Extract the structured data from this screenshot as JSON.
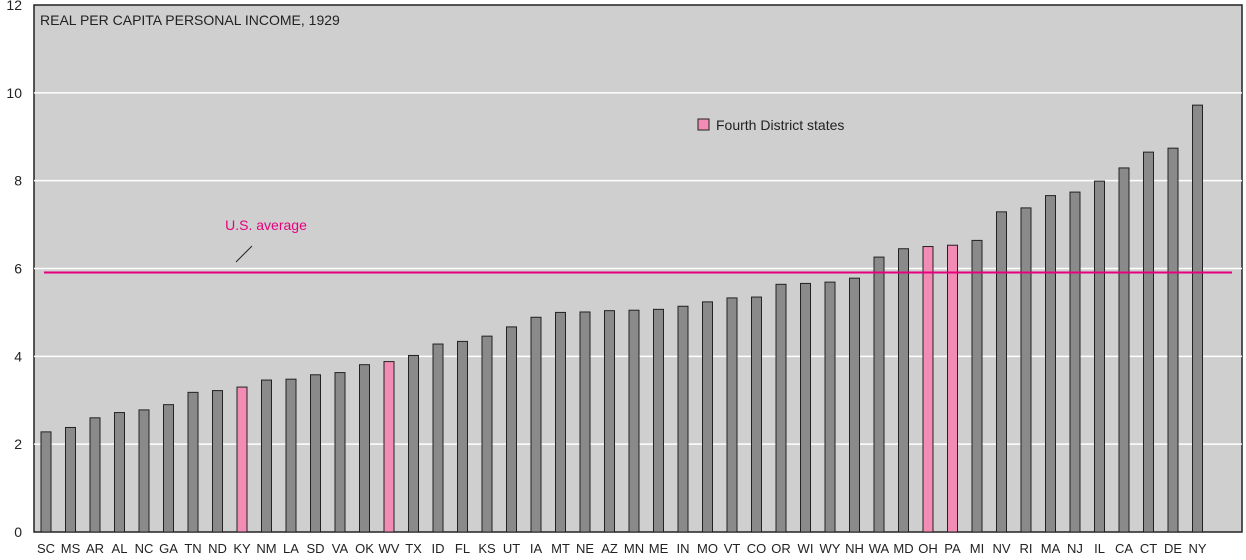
{
  "chart_data": {
    "type": "bar",
    "title": "REAL PER CAPITA PERSONAL INCOME, 1929",
    "xlabel": "",
    "ylabel": "",
    "ylim": [
      0,
      12
    ],
    "yticks": [
      0,
      2,
      4,
      6,
      8,
      10,
      12
    ],
    "grid": "horizontal",
    "legend": {
      "position": "top-center",
      "label": "Fourth District states",
      "color": "#f28cb4"
    },
    "colors": {
      "bar": "#8a8a8a",
      "highlight": "#f28cb4",
      "average_line": "#e6007e",
      "background": "#cfcfcf",
      "grid": "#ffffff"
    },
    "categories": [
      "SC",
      "MS",
      "AR",
      "AL",
      "NC",
      "GA",
      "TN",
      "ND",
      "KY",
      "NM",
      "LA",
      "SD",
      "VA",
      "OK",
      "WV",
      "TX",
      "ID",
      "FL",
      "KS",
      "UT",
      "IA",
      "MT",
      "NE",
      "AZ",
      "MN",
      "ME",
      "IN",
      "MO",
      "VT",
      "CO",
      "OR",
      "WI",
      "WY",
      "NH",
      "WA",
      "MD",
      "OH",
      "PA",
      "MI",
      "NV",
      "RI",
      "MA",
      "NJ",
      "IL",
      "CA",
      "CT",
      "DE",
      "NY"
    ],
    "values": [
      2.28,
      2.38,
      2.6,
      2.72,
      2.78,
      2.9,
      3.18,
      3.22,
      3.3,
      3.46,
      3.48,
      3.58,
      3.63,
      3.81,
      3.88,
      4.02,
      4.28,
      4.34,
      4.46,
      4.67,
      4.89,
      5.0,
      5.01,
      5.04,
      5.05,
      5.07,
      5.14,
      5.24,
      5.33,
      5.35,
      5.64,
      5.66,
      5.69,
      5.78,
      6.26,
      6.45,
      6.5,
      6.53,
      6.64,
      7.29,
      7.38,
      7.66,
      7.74,
      7.99,
      8.29,
      8.65,
      8.74,
      9.72
    ],
    "highlighted": [
      "KY",
      "WV",
      "OH",
      "PA"
    ],
    "reference_line": {
      "label": "U.S. average",
      "value": 5.91
    }
  }
}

○ ○ ○ ○ ○ ○ ○

→ What is expected:
All of the entries above should be duplicated exactly, except for the pictures.

→ Exercise solution:
Extract the structured data from this screenshot as JSON.
{
  "chart_data": {
    "type": "bar",
    "title": "REAL PER CAPITA PERSONAL INCOME, 1929",
    "xlabel": "",
    "ylabel": "",
    "ylim": [
      0,
      12
    ],
    "yticks": [
      0,
      2,
      4,
      6,
      8,
      10,
      12
    ],
    "grid": "horizontal",
    "legend": {
      "position": "top-center",
      "label": "Fourth District states",
      "color": "#f28cb4"
    },
    "colors": {
      "bar": "#8a8a8a",
      "highlight": "#f28cb4",
      "average_line": "#e6007e",
      "background": "#cfcfcf",
      "grid": "#ffffff"
    },
    "categories": [
      "SC",
      "MS",
      "AR",
      "AL",
      "NC",
      "GA",
      "TN",
      "ND",
      "KY",
      "NM",
      "LA",
      "SD",
      "VA",
      "OK",
      "WV",
      "TX",
      "ID",
      "FL",
      "KS",
      "UT",
      "IA",
      "MT",
      "NE",
      "AZ",
      "MN",
      "ME",
      "IN",
      "MO",
      "VT",
      "CO",
      "OR",
      "WI",
      "WY",
      "NH",
      "WA",
      "MD",
      "OH",
      "PA",
      "MI",
      "NV",
      "RI",
      "MA",
      "NJ",
      "IL",
      "CA",
      "CT",
      "DE",
      "NY"
    ],
    "values": [
      2.28,
      2.38,
      2.6,
      2.72,
      2.78,
      2.9,
      3.18,
      3.22,
      3.3,
      3.46,
      3.48,
      3.58,
      3.63,
      3.81,
      3.88,
      4.02,
      4.28,
      4.34,
      4.46,
      4.67,
      4.89,
      5.0,
      5.01,
      5.04,
      5.05,
      5.07,
      5.14,
      5.24,
      5.33,
      5.35,
      5.64,
      5.66,
      5.69,
      5.78,
      6.26,
      6.45,
      6.5,
      6.53,
      6.64,
      7.29,
      7.38,
      7.66,
      7.74,
      7.99,
      8.29,
      8.65,
      8.74,
      9.72
    ],
    "highlighted": [
      "KY",
      "WV",
      "OH",
      "PA"
    ],
    "reference_line": {
      "label": "U.S. average",
      "value": 5.91
    }
  }
}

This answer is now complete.